**Work instructions:**
Please write out the complete listing that follows, exactly as it reads.

-- start Data extract --

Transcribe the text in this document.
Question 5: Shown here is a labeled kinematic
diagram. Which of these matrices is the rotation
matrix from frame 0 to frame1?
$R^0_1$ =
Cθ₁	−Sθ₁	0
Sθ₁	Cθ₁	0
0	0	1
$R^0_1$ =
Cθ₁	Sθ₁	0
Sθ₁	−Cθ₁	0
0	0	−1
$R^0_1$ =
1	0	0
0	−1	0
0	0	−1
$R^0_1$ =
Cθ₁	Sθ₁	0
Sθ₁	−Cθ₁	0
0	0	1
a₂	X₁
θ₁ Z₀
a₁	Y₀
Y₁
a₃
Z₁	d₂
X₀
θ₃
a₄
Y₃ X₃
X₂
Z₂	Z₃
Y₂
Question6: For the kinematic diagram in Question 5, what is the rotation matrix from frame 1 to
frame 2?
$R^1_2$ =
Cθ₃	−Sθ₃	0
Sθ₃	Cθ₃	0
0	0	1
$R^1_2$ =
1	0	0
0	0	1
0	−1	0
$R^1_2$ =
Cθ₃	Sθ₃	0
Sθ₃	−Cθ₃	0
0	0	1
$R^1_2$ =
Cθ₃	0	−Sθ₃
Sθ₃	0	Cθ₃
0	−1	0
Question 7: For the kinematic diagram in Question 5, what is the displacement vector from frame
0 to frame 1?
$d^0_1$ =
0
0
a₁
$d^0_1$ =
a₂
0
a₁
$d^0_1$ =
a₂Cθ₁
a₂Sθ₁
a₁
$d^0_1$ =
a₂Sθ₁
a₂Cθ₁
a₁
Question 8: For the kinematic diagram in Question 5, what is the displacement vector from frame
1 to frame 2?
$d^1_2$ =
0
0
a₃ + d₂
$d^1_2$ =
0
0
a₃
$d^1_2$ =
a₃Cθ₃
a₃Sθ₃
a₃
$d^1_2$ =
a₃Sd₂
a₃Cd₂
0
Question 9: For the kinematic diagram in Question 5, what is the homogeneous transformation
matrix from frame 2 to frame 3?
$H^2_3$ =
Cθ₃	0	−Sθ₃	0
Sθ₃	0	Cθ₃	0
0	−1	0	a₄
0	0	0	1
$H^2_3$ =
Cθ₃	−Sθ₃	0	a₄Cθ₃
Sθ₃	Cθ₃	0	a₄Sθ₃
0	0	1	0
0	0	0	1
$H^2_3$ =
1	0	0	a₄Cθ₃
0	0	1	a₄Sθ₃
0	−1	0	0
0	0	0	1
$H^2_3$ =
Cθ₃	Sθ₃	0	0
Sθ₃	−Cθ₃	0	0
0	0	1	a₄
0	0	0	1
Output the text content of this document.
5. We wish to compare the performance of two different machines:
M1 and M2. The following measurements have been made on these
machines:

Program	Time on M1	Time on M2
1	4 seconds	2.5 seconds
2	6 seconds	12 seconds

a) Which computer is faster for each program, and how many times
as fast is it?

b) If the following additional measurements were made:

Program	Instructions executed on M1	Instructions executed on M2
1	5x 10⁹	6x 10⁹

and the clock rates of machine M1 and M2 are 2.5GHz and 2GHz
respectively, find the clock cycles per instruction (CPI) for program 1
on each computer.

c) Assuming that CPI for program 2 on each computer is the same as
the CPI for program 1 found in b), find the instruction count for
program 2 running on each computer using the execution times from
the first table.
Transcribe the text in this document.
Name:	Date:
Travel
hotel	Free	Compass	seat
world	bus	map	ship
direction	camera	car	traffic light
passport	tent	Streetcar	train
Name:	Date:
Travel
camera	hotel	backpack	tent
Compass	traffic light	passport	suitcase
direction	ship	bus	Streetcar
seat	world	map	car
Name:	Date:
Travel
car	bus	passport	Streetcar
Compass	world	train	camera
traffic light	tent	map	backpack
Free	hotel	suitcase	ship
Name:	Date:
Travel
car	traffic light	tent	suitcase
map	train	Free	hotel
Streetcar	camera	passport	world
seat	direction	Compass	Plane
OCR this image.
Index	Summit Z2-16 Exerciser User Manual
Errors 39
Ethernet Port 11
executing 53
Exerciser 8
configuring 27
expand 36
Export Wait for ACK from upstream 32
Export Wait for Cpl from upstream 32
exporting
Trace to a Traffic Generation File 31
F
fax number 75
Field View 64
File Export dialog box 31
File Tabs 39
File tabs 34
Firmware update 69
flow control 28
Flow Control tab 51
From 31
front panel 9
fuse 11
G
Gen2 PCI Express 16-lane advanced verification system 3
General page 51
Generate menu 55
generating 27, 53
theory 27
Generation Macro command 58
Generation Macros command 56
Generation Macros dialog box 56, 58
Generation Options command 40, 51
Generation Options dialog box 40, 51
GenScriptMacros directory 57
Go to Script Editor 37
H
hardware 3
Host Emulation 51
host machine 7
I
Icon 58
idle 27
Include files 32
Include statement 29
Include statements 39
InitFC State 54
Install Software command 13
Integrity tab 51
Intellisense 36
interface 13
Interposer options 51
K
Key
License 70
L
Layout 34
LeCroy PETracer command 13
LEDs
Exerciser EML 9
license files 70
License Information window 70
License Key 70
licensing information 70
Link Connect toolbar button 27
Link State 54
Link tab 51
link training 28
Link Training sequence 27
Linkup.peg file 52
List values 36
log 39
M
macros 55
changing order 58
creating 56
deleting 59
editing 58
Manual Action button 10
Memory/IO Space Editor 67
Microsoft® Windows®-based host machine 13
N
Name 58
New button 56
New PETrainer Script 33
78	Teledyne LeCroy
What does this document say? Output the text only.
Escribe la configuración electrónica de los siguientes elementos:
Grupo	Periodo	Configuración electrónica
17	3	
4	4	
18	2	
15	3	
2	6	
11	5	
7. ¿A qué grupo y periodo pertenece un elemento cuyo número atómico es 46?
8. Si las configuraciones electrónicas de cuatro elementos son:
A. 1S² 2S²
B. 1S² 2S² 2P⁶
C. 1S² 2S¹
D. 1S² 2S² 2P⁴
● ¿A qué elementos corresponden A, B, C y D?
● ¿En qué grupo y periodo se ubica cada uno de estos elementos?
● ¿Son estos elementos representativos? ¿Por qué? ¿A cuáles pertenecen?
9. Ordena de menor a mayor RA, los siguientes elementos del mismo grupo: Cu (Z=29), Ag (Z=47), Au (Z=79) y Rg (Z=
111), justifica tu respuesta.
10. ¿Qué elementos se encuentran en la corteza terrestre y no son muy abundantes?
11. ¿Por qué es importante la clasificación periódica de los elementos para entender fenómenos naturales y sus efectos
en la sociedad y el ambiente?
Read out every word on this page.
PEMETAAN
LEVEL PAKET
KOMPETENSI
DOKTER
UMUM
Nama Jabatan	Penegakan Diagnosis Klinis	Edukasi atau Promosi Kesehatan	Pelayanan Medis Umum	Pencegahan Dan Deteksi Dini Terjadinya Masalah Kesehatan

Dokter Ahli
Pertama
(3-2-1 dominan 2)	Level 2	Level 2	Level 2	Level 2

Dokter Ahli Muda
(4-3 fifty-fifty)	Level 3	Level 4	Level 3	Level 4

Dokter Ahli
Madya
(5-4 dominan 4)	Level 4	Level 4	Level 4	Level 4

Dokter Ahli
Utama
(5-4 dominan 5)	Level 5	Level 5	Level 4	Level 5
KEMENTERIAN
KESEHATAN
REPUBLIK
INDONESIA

-- end Data extract --

**The response:**
Transcribe the text in this document.
Question 5: Shown here is a labeled kinematic
diagram. Which of these matrices is the rotation
matrix from frame 0 to frame1?
$R^0_1$ =
Cθ₁	−Sθ₁	0
Sθ₁	Cθ₁	0
0	0	1
$R^0_1$ =
Cθ₁	Sθ₁	0
Sθ₁	−Cθ₁	0
0	0	−1
$R^0_1$ =
1	0	0
0	−1	0
0	0	−1
$R^0_1$ =
Cθ₁	Sθ₁	0
Sθ₁	−Cθ₁	0
0	0	1
a₂	X₁
θ₁ Z₀
a₁	Y₀
Y₁
a₃
Z₁	d₂
X₀
θ₃
a₄
Y₃ X₃
X₂
Z₂	Z₃
Y₂
Question6: For the kinematic diagram in Question 5, what is the rotation matrix from frame 1 to
frame 2?
$R^1_2$ =
Cθ₃	−Sθ₃	0
Sθ₃	Cθ₃	0
0	0	1
$R^1_2$ =
1	0	0
0	0	1
0	−1	0
$R^1_2$ =
Cθ₃	Sθ₃	0
Sθ₃	−Cθ₃	0
0	0	1
$R^1_2$ =
Cθ₃	0	−Sθ₃
Sθ₃	0	Cθ₃
0	−1	0
Question 7: For the kinematic diagram in Question 5, what is the displacement vector from frame
0 to frame 1?
$d^0_1$ =
0
0
a₁
$d^0_1$ =
a₂
0
a₁
$d^0_1$ =
a₂Cθ₁
a₂Sθ₁
a₁
$d^0_1$ =
a₂Sθ₁
a₂Cθ₁
a₁
Question 8: For the kinematic diagram in Question 5, what is the displacement vector from frame
1 to frame 2?
$d^1_2$ =
0
0
a₃ + d₂
$d^1_2$ =
0
0
a₃
$d^1_2$ =
a₃Cθ₃
a₃Sθ₃
a₃
$d^1_2$ =
a₃Sd₂
a₃Cd₂
0
Question 9: For the kinematic diagram in Question 5, what is the homogeneous transformation
matrix from frame 2 to frame 3?
$H^2_3$ =
Cθ₃	0	−Sθ₃	0
Sθ₃	0	Cθ₃	0
0	−1	0	a₄
0	0	0	1
$H^2_3$ =
Cθ₃	−Sθ₃	0	a₄Cθ₃
Sθ₃	Cθ₃	0	a₄Sθ₃
0	0	1	0
0	0	0	1
$H^2_3$ =
1	0	0	a₄Cθ₃
0	0	1	a₄Sθ₃
0	−1	0	0
0	0	0	1
$H^2_3$ =
Cθ₃	Sθ₃	0	0
Sθ₃	−Cθ₃	0	0
0	0	1	a₄
0	0	0	1
Output the text content of this document.
5. We wish to compare the performance of two different machines:
M1 and M2. The following measurements have been made on these
machines:

Program	Time on M1	Time on M2
1	4 seconds	2.5 seconds
2	6 seconds	12 seconds

a) Which computer is faster for each program, and how many times
as fast is it?

b) If the following additional measurements were made:

Program	Instructions executed on M1	Instructions executed on M2
1	5x 10⁹	6x 10⁹

and the clock rates of machine M1 and M2 are 2.5GHz and 2GHz
respectively, find the clock cycles per instruction (CPI) for program 1
on each computer.

c) Assuming that CPI for program 2 on each computer is the same as
the CPI for program 1 found in b), find the instruction count for
program 2 running on each computer using the execution times from
the first table.
Transcribe the text in this document.
Name:	Date:
Travel
hotel	Free	Compass	seat
world	bus	map	ship
direction	camera	car	traffic light
passport	tent	Streetcar	train
Name:	Date:
Travel
camera	hotel	backpack	tent
Compass	traffic light	passport	suitcase
direction	ship	bus	Streetcar
seat	world	map	car
Name:	Date:
Travel
car	bus	passport	Streetcar
Compass	world	train	camera
traffic light	tent	map	backpack
Free	hotel	suitcase	ship
Name:	Date:
Travel
car	traffic light	tent	suitcase
map	train	Free	hotel
Streetcar	camera	passport	world
seat	direction	Compass	Plane
OCR this image.
Index	Summit Z2-16 Exerciser User Manual
Errors 39
Ethernet Port 11
executing 53
Exerciser 8
configuring 27
expand 36
Export Wait for ACK from upstream 32
Export Wait for Cpl from upstream 32
exporting
Trace to a Traffic Generation File 31
F
fax number 75
Field View 64
File Export dialog box 31
File Tabs 39
File tabs 34
Firmware update 69
flow control 28
Flow Control tab 51
From 31
front panel 9
fuse 11
G
Gen2 PCI Express 16-lane advanced verification system 3
General page 51
Generate menu 55
generating 27, 53
theory 27
Generation Macro command 58
Generation Macros command 56
Generation Macros dialog box 56, 58
Generation Options command 40, 51
Generation Options dialog box 40, 51
GenScriptMacros directory 57
Go to Script Editor 37
H
hardware 3
Host Emulation 51
host machine 7
I
Icon 58
idle 27
Include files 32
Include statement 29
Include statements 39
InitFC State 54
Install Software command 13
Integrity tab 51
Intellisense 36
interface 13
Interposer options 51
K
Key
License 70
L
Layout 34
LeCroy PETracer command 13
LEDs
Exerciser EML 9
license files 70
License Information window 70
License Key 70
licensing information 70
Link Connect toolbar button 27
Link State 54
Link tab 51
link training 28
Link Training sequence 27
Linkup.peg file 52
List values 36
log 39
M
macros 55
changing order 58
creating 56
deleting 59
editing 58
Manual Action button 10
Memory/IO Space Editor 67
Microsoft® Windows®-based host machine 13
N
Name 58
New button 56
New PETrainer Script 33
78	Teledyne LeCroy
What does this document say? Output the text only.
Escribe la configuración electrónica de los siguientes elementos:
Grupo	Periodo	Configuración electrónica
17	3	
4	4	
18	2	
15	3	
2	6	
11	5	
7. ¿A qué grupo y periodo pertenece un elemento cuyo número atómico es 46?
8. Si las configuraciones electrónicas de cuatro elementos son:
A. 1S² 2S²
B. 1S² 2S² 2P⁶
C. 1S² 2S¹
D. 1S² 2S² 2P⁴
● ¿A qué elementos corresponden A, B, C y D?
● ¿En qué grupo y periodo se ubica cada uno de estos elementos?
● ¿Son estos elementos representativos? ¿Por qué? ¿A cuáles pertenecen?
9. Ordena de menor a mayor RA, los siguientes elementos del mismo grupo: Cu (Z=29), Ag (Z=47), Au (Z=79) y Rg (Z=
111), justifica tu respuesta.
10. ¿Qué elementos se encuentran en la corteza terrestre y no son muy abundantes?
11. ¿Por qué es importante la clasificación periódica de los elementos para entender fenómenos naturales y sus efectos
en la sociedad y el ambiente?
Read out every word on this page.
PEMETAAN
LEVEL PAKET
KOMPETENSI
DOKTER
UMUM
Nama Jabatan	Penegakan Diagnosis Klinis	Edukasi atau Promosi Kesehatan	Pelayanan Medis Umum	Pencegahan Dan Deteksi Dini Terjadinya Masalah Kesehatan

Dokter Ahli
Pertama
(3-2-1 dominan 2)	Level 2	Level 2	Level 2	Level 2

Dokter Ahli Muda
(4-3 fifty-fifty)	Level 3	Level 4	Level 3	Level 4

Dokter Ahli
Madya
(5-4 dominan 4)	Level 4	Level 4	Level 4	Level 4

Dokter Ahli
Utama
(5-4 dominan 5)	Level 5	Level 5	Level 4	Level 5
KEMENTERIAN
KESEHATAN
REPUBLIK
INDONESIA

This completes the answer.